[What needs to be done]: The entries below should be quoted exactly, with no pictures carried over.

^^^^^^^^^^^^^^^^

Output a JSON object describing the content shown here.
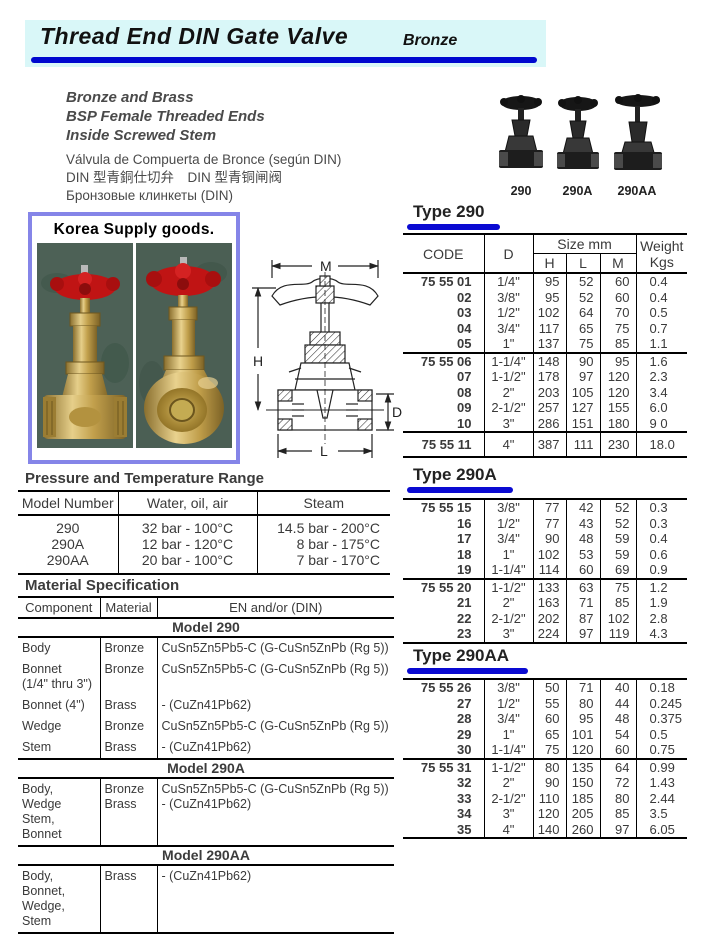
{
  "page": {
    "title": "Thread End DIN Gate Valve",
    "subtitle": "Bronze"
  },
  "intro": {
    "bold_lines": [
      "Bronze and Brass",
      "BSP Female Threaded Ends",
      "Inside Screwed Stem"
    ],
    "plain_lines": [
      "Válvula de Compuerta de Bronce (según DIN)",
      "DIN 型青銅仕切弁　DIN 型青铜闸阀",
      "Бронзовые клинкеты (DIN)"
    ]
  },
  "thumbnails": {
    "labels": [
      "290",
      "290A",
      "290AA"
    ]
  },
  "korea_box": {
    "title": "Korea Supply goods."
  },
  "diagram": {
    "labels": {
      "m": "M",
      "h": "H",
      "d": "D",
      "l": "L"
    }
  },
  "size_tables": {
    "header": {
      "code": "CODE",
      "d": "D",
      "size": "Size mm",
      "h": "H",
      "l": "L",
      "m": "M",
      "weight_1": "Weight",
      "weight_2": "Kgs"
    },
    "tables": [
      {
        "name": "Type 290",
        "groups": [
          [
            [
              "75 55 01",
              "1/4\"",
              "95",
              "52",
              "60",
              "0.4"
            ],
            [
              "02",
              "3/8\"",
              "95",
              "52",
              "60",
              "0.4"
            ],
            [
              "03",
              "1/2\"",
              "102",
              "64",
              "70",
              "0.5"
            ],
            [
              "04",
              "3/4\"",
              "117",
              "65",
              "75",
              "0.7"
            ],
            [
              "05",
              "1\"",
              "137",
              "75",
              "85",
              "1.1"
            ]
          ],
          [
            [
              "75 55 06",
              "1-1/4\"",
              "148",
              "90",
              "95",
              "1.6"
            ],
            [
              "07",
              "1-1/2\"",
              "178",
              "97",
              "120",
              "2.3"
            ],
            [
              "08",
              "2\"",
              "203",
              "105",
              "120",
              "3.4"
            ],
            [
              "09",
              "2-1/2\"",
              "257",
              "127",
              "155",
              "6.0"
            ],
            [
              "10",
              "3\"",
              "286",
              "151",
              "180",
              "9 0"
            ]
          ],
          [
            [
              "75 55 11",
              "4\"",
              "387",
              "111",
              "230",
              "18.0"
            ]
          ]
        ]
      },
      {
        "name": "Type 290A",
        "groups": [
          [
            [
              "75 55 15",
              "3/8\"",
              "77",
              "42",
              "52",
              "0.3"
            ],
            [
              "16",
              "1/2\"",
              "77",
              "43",
              "52",
              "0.3"
            ],
            [
              "17",
              "3/4\"",
              "90",
              "48",
              "59",
              "0.4"
            ],
            [
              "18",
              "1\"",
              "102",
              "53",
              "59",
              "0.6"
            ],
            [
              "19",
              "1-1/4\"",
              "114",
              "60",
              "69",
              "0.9"
            ]
          ],
          [
            [
              "75 55 20",
              "1-1/2\"",
              "133",
              "63",
              "75",
              "1.2"
            ],
            [
              "21",
              "2\"",
              "163",
              "71",
              "85",
              "1.9"
            ],
            [
              "22",
              "2-1/2\"",
              "202",
              "87",
              "102",
              "2.8"
            ],
            [
              "23",
              "3\"",
              "224",
              "97",
              "119",
              "4.3"
            ]
          ]
        ]
      },
      {
        "name": "Type 290AA",
        "groups": [
          [
            [
              "75 55 26",
              "3/8\"",
              "50",
              "71",
              "40",
              "0.18"
            ],
            [
              "27",
              "1/2\"",
              "55",
              "80",
              "44",
              "0.245"
            ],
            [
              "28",
              "3/4\"",
              "60",
              "95",
              "48",
              "0.375"
            ],
            [
              "29",
              "1\"",
              "65",
              "101",
              "54",
              "0.5"
            ],
            [
              "30",
              "1-1/4\"",
              "75",
              "120",
              "60",
              "0.75"
            ]
          ],
          [
            [
              "75 55 31",
              "1-1/2\"",
              "80",
              "135",
              "64",
              "0.99"
            ],
            [
              "32",
              "2\"",
              "90",
              "150",
              "72",
              "1.43"
            ],
            [
              "33",
              "2-1/2\"",
              "110",
              "185",
              "80",
              "2.44"
            ],
            [
              "34",
              "3\"",
              "120",
              "205",
              "85",
              "3.5"
            ],
            [
              "35",
              "4\"",
              "140",
              "260",
              "97",
              "6.05"
            ]
          ]
        ]
      }
    ]
  },
  "pressure_table": {
    "title": "Pressure and Temperature Range",
    "columns": [
      "Model Number",
      "Water, oil, air",
      "Steam"
    ],
    "rows": [
      [
        "290",
        "32 bar - 100°C",
        "14.5 bar - 200°C"
      ],
      [
        "290A",
        "12 bar - 120°C",
        "8 bar - 175°C"
      ],
      [
        "290AA",
        "20 bar - 100°C",
        "7 bar - 170°C"
      ]
    ]
  },
  "material_table": {
    "title": "Material Specification",
    "columns": [
      "Component",
      "Material",
      "EN and/or (DIN)"
    ],
    "sections": [
      {
        "title": "Model 290",
        "rows": [
          [
            "Body",
            "Bronze",
            "CuSn5Zn5Pb5-C (G-CuSn5ZnPb (Rg 5))"
          ],
          [
            "Bonnet\n(1/4\" thru 3\")",
            "Bronze",
            "CuSn5Zn5Pb5-C (G-CuSn5ZnPb (Rg 5))"
          ],
          [
            "Bonnet (4\")",
            "Brass",
            "- (CuZn41Pb62)"
          ],
          [
            "Wedge",
            "Bronze",
            "CuSn5Zn5Pb5-C (G-CuSn5ZnPb (Rg 5))"
          ],
          [
            "Stem",
            "Brass",
            "- (CuZn41Pb62)"
          ]
        ]
      },
      {
        "title": "Model 290A",
        "rows": [
          [
            "Body, Wedge\nStem, Bonnet",
            "Bronze\nBrass",
            "CuSn5Zn5Pb5-C (G-CuSn5ZnPb (Rg 5))\n- (CuZn41Pb62)"
          ]
        ]
      },
      {
        "title": "Model 290AA",
        "rows": [
          [
            "Body, Bonnet,\nWedge, Stem",
            "Brass",
            "- (CuZn41Pb62)"
          ]
        ]
      }
    ]
  },
  "colors": {
    "accent_blue": "#0a0ad2",
    "title_bg": "#d9f7f8",
    "korea_border": "#8585e8",
    "wheel_red": "#c01414",
    "brass": "#c2a04c"
  }
}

^^^^^^^^^^^^^^^^

[Result of this exercise]:
Output a JSON object describing the content shown here.
{
  "page": {
    "title": "Thread End DIN Gate Valve",
    "subtitle": "Bronze"
  },
  "intro": {
    "bold_lines": [
      "Bronze and Brass",
      "BSP Female Threaded Ends",
      "Inside Screwed Stem"
    ],
    "plain_lines": [
      "Válvula de Compuerta de Bronce (según DIN)",
      "DIN 型青銅仕切弁　DIN 型青铜闸阀",
      "Бронзовые клинкеты (DIN)"
    ]
  },
  "thumbnails": {
    "labels": [
      "290",
      "290A",
      "290AA"
    ]
  },
  "korea_box": {
    "title": "Korea Supply goods."
  },
  "diagram": {
    "labels": {
      "m": "M",
      "h": "H",
      "d": "D",
      "l": "L"
    }
  },
  "size_tables": {
    "header": {
      "code": "CODE",
      "d": "D",
      "size": "Size mm",
      "h": "H",
      "l": "L",
      "m": "M",
      "weight_1": "Weight",
      "weight_2": "Kgs"
    },
    "tables": [
      {
        "name": "Type 290",
        "groups": [
          [
            [
              "75 55 01",
              "1/4\"",
              "95",
              "52",
              "60",
              "0.4"
            ],
            [
              "02",
              "3/8\"",
              "95",
              "52",
              "60",
              "0.4"
            ],
            [
              "03",
              "1/2\"",
              "102",
              "64",
              "70",
              "0.5"
            ],
            [
              "04",
              "3/4\"",
              "117",
              "65",
              "75",
              "0.7"
            ],
            [
              "05",
              "1\"",
              "137",
              "75",
              "85",
              "1.1"
            ]
          ],
          [
            [
              "75 55 06",
              "1-1/4\"",
              "148",
              "90",
              "95",
              "1.6"
            ],
            [
              "07",
              "1-1/2\"",
              "178",
              "97",
              "120",
              "2.3"
            ],
            [
              "08",
              "2\"",
              "203",
              "105",
              "120",
              "3.4"
            ],
            [
              "09",
              "2-1/2\"",
              "257",
              "127",
              "155",
              "6.0"
            ],
            [
              "10",
              "3\"",
              "286",
              "151",
              "180",
              "9 0"
            ]
          ],
          [
            [
              "75 55 11",
              "4\"",
              "387",
              "111",
              "230",
              "18.0"
            ]
          ]
        ]
      },
      {
        "name": "Type 290A",
        "groups": [
          [
            [
              "75 55 15",
              "3/8\"",
              "77",
              "42",
              "52",
              "0.3"
            ],
            [
              "16",
              "1/2\"",
              "77",
              "43",
              "52",
              "0.3"
            ],
            [
              "17",
              "3/4\"",
              "90",
              "48",
              "59",
              "0.4"
            ],
            [
              "18",
              "1\"",
              "102",
              "53",
              "59",
              "0.6"
            ],
            [
              "19",
              "1-1/4\"",
              "114",
              "60",
              "69",
              "0.9"
            ]
          ],
          [
            [
              "75 55 20",
              "1-1/2\"",
              "133",
              "63",
              "75",
              "1.2"
            ],
            [
              "21",
              "2\"",
              "163",
              "71",
              "85",
              "1.9"
            ],
            [
              "22",
              "2-1/2\"",
              "202",
              "87",
              "102",
              "2.8"
            ],
            [
              "23",
              "3\"",
              "224",
              "97",
              "119",
              "4.3"
            ]
          ]
        ]
      },
      {
        "name": "Type 290AA",
        "groups": [
          [
            [
              "75 55 26",
              "3/8\"",
              "50",
              "71",
              "40",
              "0.18"
            ],
            [
              "27",
              "1/2\"",
              "55",
              "80",
              "44",
              "0.245"
            ],
            [
              "28",
              "3/4\"",
              "60",
              "95",
              "48",
              "0.375"
            ],
            [
              "29",
              "1\"",
              "65",
              "101",
              "54",
              "0.5"
            ],
            [
              "30",
              "1-1/4\"",
              "75",
              "120",
              "60",
              "0.75"
            ]
          ],
          [
            [
              "75 55 31",
              "1-1/2\"",
              "80",
              "135",
              "64",
              "0.99"
            ],
            [
              "32",
              "2\"",
              "90",
              "150",
              "72",
              "1.43"
            ],
            [
              "33",
              "2-1/2\"",
              "110",
              "185",
              "80",
              "2.44"
            ],
            [
              "34",
              "3\"",
              "120",
              "205",
              "85",
              "3.5"
            ],
            [
              "35",
              "4\"",
              "140",
              "260",
              "97",
              "6.05"
            ]
          ]
        ]
      }
    ]
  },
  "pressure_table": {
    "title": "Pressure and Temperature Range",
    "columns": [
      "Model Number",
      "Water, oil, air",
      "Steam"
    ],
    "rows": [
      [
        "290",
        "32 bar - 100°C",
        "14.5 bar - 200°C"
      ],
      [
        "290A",
        "12 bar - 120°C",
        "8 bar - 175°C"
      ],
      [
        "290AA",
        "20 bar - 100°C",
        "7 bar - 170°C"
      ]
    ]
  },
  "material_table": {
    "title": "Material Specification",
    "columns": [
      "Component",
      "Material",
      "EN and/or (DIN)"
    ],
    "sections": [
      {
        "title": "Model 290",
        "rows": [
          [
            "Body",
            "Bronze",
            "CuSn5Zn5Pb5-C (G-CuSn5ZnPb (Rg 5))"
          ],
          [
            "Bonnet\n(1/4\" thru 3\")",
            "Bronze",
            "CuSn5Zn5Pb5-C (G-CuSn5ZnPb (Rg 5))"
          ],
          [
            "Bonnet (4\")",
            "Brass",
            "- (CuZn41Pb62)"
          ],
          [
            "Wedge",
            "Bronze",
            "CuSn5Zn5Pb5-C (G-CuSn5ZnPb (Rg 5))"
          ],
          [
            "Stem",
            "Brass",
            "- (CuZn41Pb62)"
          ]
        ]
      },
      {
        "title": "Model 290A",
        "rows": [
          [
            "Body, Wedge\nStem, Bonnet",
            "Bronze\nBrass",
            "CuSn5Zn5Pb5-C (G-CuSn5ZnPb (Rg 5))\n- (CuZn41Pb62)"
          ]
        ]
      },
      {
        "title": "Model 290AA",
        "rows": [
          [
            "Body, Bonnet,\nWedge, Stem",
            "Brass",
            "- (CuZn41Pb62)"
          ]
        ]
      }
    ]
  },
  "colors": {
    "accent_blue": "#0a0ad2",
    "title_bg": "#d9f7f8",
    "korea_border": "#8585e8",
    "wheel_red": "#c01414",
    "brass": "#c2a04c"
  }
}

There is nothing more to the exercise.